═══ Data to use

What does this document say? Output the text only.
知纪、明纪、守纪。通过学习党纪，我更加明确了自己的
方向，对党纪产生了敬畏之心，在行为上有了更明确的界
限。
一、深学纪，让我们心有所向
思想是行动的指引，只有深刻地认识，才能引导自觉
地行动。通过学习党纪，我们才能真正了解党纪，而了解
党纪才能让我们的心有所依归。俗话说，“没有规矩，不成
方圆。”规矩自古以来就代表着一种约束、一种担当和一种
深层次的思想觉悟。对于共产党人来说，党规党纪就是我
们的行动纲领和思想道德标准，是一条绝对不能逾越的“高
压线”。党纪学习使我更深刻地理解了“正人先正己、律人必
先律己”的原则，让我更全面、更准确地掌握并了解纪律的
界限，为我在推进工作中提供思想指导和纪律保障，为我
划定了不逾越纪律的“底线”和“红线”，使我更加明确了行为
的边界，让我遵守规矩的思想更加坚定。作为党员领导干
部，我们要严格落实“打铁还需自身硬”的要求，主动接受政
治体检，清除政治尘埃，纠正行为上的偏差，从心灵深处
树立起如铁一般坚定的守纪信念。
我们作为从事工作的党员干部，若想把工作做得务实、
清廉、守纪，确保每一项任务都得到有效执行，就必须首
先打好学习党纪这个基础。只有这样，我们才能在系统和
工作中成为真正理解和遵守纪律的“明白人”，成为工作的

══════

> Directions for this task
Make an exact copy of the listing, including every line.

> Problem solution
What does this document say? Output the text only.
知纪、明纪、守纪。通过学习党纪，我更加明确了自己的
方向，对党纪产生了敬畏之心，在行为上有了更明确的界
限。
一、深学纪，让我们心有所向
思想是行动的指引，只有深刻地认识，才能引导自觉
地行动。通过学习党纪，我们才能真正了解党纪，而了解
党纪才能让我们的心有所依归。俗话说，“没有规矩，不成
方圆。”规矩自古以来就代表着一种约束、一种担当和一种
深层次的思想觉悟。对于共产党人来说，党规党纪就是我
们的行动纲领和思想道德标准，是一条绝对不能逾越的“高
压线”。党纪学习使我更深刻地理解了“正人先正己、律人必
先律己”的原则，让我更全面、更准确地掌握并了解纪律的
界限，为我在推进工作中提供思想指导和纪律保障，为我
划定了不逾越纪律的“底线”和“红线”，使我更加明确了行为
的边界，让我遵守规矩的思想更加坚定。作为党员领导干
部，我们要严格落实“打铁还需自身硬”的要求，主动接受政
治体检，清除政治尘埃，纠正行为上的偏差，从心灵深处
树立起如铁一般坚定的守纪信念。
我们作为从事工作的党员干部，若想把工作做得务实、
清廉、守纪，确保每一项任务都得到有效执行，就必须首
先打好学习党纪这个基础。只有这样，我们才能在系统和
工作中成为真正理解和遵守纪律的“明白人”，成为工作的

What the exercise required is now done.